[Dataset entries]
---

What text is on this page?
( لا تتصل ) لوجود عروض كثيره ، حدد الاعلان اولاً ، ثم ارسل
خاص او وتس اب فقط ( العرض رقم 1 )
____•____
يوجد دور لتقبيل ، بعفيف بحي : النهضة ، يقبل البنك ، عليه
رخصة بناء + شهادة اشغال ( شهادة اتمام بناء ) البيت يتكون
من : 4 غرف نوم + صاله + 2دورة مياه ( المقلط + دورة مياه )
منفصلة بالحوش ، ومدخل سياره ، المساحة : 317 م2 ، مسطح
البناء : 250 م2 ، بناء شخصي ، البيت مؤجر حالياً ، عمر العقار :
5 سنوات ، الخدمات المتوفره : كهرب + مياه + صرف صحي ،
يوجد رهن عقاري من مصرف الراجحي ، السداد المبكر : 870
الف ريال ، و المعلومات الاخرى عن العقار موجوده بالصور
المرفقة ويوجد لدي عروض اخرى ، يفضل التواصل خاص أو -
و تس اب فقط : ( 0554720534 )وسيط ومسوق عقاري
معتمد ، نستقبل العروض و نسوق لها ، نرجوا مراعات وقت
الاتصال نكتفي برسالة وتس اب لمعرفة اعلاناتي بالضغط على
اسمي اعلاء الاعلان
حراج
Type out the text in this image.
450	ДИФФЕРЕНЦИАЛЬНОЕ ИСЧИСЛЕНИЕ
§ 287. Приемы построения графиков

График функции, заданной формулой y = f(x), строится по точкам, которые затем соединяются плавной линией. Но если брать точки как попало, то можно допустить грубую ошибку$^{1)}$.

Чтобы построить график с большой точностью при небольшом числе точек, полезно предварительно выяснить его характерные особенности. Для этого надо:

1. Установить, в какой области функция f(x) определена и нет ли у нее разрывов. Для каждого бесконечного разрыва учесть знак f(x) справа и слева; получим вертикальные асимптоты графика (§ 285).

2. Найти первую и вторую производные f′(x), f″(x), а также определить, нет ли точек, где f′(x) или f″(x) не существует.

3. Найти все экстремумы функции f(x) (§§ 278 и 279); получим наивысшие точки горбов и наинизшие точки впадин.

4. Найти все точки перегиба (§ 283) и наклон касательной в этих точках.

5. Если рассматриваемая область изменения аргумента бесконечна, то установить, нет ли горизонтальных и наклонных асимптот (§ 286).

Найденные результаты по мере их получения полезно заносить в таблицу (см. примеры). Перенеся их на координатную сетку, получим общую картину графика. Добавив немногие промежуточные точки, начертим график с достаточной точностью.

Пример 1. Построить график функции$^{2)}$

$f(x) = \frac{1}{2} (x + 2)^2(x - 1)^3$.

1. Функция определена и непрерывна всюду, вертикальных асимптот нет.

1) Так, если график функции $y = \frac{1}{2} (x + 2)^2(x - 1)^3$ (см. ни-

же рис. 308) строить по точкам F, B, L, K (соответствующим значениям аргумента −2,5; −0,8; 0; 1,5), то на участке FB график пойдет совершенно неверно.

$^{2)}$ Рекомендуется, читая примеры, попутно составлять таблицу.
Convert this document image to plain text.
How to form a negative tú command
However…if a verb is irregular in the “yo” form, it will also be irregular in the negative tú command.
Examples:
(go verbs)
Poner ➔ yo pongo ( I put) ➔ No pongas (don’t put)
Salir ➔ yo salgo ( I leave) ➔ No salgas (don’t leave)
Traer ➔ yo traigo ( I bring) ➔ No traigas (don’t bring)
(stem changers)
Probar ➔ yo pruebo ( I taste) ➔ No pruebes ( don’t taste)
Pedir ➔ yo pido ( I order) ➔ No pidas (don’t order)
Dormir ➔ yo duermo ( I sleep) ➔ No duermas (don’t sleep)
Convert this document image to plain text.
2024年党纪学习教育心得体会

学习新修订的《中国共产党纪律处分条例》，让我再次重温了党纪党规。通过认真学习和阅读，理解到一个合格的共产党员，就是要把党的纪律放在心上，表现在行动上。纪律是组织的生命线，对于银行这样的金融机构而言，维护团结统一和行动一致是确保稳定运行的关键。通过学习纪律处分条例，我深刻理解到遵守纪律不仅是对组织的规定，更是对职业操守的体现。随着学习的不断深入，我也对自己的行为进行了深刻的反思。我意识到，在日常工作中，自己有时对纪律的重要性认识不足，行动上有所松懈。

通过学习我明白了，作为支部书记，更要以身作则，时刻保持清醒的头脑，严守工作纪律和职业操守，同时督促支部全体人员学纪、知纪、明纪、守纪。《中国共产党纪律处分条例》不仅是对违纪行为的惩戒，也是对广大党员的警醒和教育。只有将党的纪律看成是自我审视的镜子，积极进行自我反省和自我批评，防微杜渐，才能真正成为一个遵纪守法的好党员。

---

§ Task goal
Every line of the material must be returned exactly as it appears.

§ Right answer
What text is on this page?
( لا تتصل ) لوجود عروض كثيره ، حدد الاعلان اولاً ، ثم ارسل
خاص او وتس اب فقط ( العرض رقم 1 )
____•____
يوجد دور لتقبيل ، بعفيف بحي : النهضة ، يقبل البنك ، عليه
رخصة بناء + شهادة اشغال ( شهادة اتمام بناء ) البيت يتكون
من : 4 غرف نوم + صاله + 2دورة مياه ( المقلط + دورة مياه )
منفصلة بالحوش ، ومدخل سياره ، المساحة : 317 م2 ، مسطح
البناء : 250 م2 ، بناء شخصي ، البيت مؤجر حالياً ، عمر العقار :
5 سنوات ، الخدمات المتوفره : كهرب + مياه + صرف صحي ،
يوجد رهن عقاري من مصرف الراجحي ، السداد المبكر : 870
الف ريال ، و المعلومات الاخرى عن العقار موجوده بالصور
المرفقة ويوجد لدي عروض اخرى ، يفضل التواصل خاص أو -
و تس اب فقط : ( 0554720534 )وسيط ومسوق عقاري
معتمد ، نستقبل العروض و نسوق لها ، نرجوا مراعات وقت
الاتصال نكتفي برسالة وتس اب لمعرفة اعلاناتي بالضغط على
اسمي اعلاء الاعلان
حراج
Type out the text in this image.
450	ДИФФЕРЕНЦИАЛЬНОЕ ИСЧИСЛЕНИЕ
§ 287. Приемы построения графиков

График функции, заданной формулой y = f(x), строится по точкам, которые затем соединяются плавной линией. Но если брать точки как попало, то можно допустить грубую ошибку$^{1)}$.

Чтобы построить график с большой точностью при небольшом числе точек, полезно предварительно выяснить его характерные особенности. Для этого надо:

1. Установить, в какой области функция f(x) определена и нет ли у нее разрывов. Для каждого бесконечного разрыва учесть знак f(x) справа и слева; получим вертикальные асимптоты графика (§ 285).

2. Найти первую и вторую производные f′(x), f″(x), а также определить, нет ли точек, где f′(x) или f″(x) не существует.

3. Найти все экстремумы функции f(x) (§§ 278 и 279); получим наивысшие точки горбов и наинизшие точки впадин.

4. Найти все точки перегиба (§ 283) и наклон касательной в этих точках.

5. Если рассматриваемая область изменения аргумента бесконечна, то установить, нет ли горизонтальных и наклонных асимптот (§ 286).

Найденные результаты по мере их получения полезно заносить в таблицу (см. примеры). Перенеся их на координатную сетку, получим общую картину графика. Добавив немногие промежуточные точки, начертим график с достаточной точностью.

Пример 1. Построить график функции$^{2)}$

$f(x) = \frac{1}{2} (x + 2)^2(x - 1)^3$.

1. Функция определена и непрерывна всюду, вертикальных асимптот нет.

1) Так, если график функции $y = \frac{1}{2} (x + 2)^2(x - 1)^3$ (см. ни-

же рис. 308) строить по точкам F, B, L, K (соответствующим значениям аргумента −2,5; −0,8; 0; 1,5), то на участке FB график пойдет совершенно неверно.

$^{2)}$ Рекомендуется, читая примеры, попутно составлять таблицу.
Convert this document image to plain text.
How to form a negative tú command
However…if a verb is irregular in the “yo” form, it will also be irregular in the negative tú command.
Examples:
(go verbs)
Poner ➔ yo pongo ( I put) ➔ No pongas (don’t put)
Salir ➔ yo salgo ( I leave) ➔ No salgas (don’t leave)
Traer ➔ yo traigo ( I bring) ➔ No traigas (don’t bring)
(stem changers)
Probar ➔ yo pruebo ( I taste) ➔ No pruebes ( don’t taste)
Pedir ➔ yo pido ( I order) ➔ No pidas (don’t order)
Dormir ➔ yo duermo ( I sleep) ➔ No duermas (don’t sleep)
Convert this document image to plain text.
2024年党纪学习教育心得体会

学习新修订的《中国共产党纪律处分条例》，让我再次重温了党纪党规。通过认真学习和阅读，理解到一个合格的共产党员，就是要把党的纪律放在心上，表现在行动上。纪律是组织的生命线，对于银行这样的金融机构而言，维护团结统一和行动一致是确保稳定运行的关键。通过学习纪律处分条例，我深刻理解到遵守纪律不仅是对组织的规定，更是对职业操守的体现。随着学习的不断深入，我也对自己的行为进行了深刻的反思。我意识到，在日常工作中，自己有时对纪律的重要性认识不足，行动上有所松懈。

通过学习我明白了，作为支部书记，更要以身作则，时刻保持清醒的头脑，严守工作纪律和职业操守，同时督促支部全体人员学纪、知纪、明纪、守纪。《中国共产党纪律处分条例》不仅是对违纪行为的惩戒，也是对广大党员的警醒和教育。只有将党的纪律看成是自我审视的镜子，积极进行自我反省和自我批评，防微杜渐，才能真正成为一个遵纪守法的好党员。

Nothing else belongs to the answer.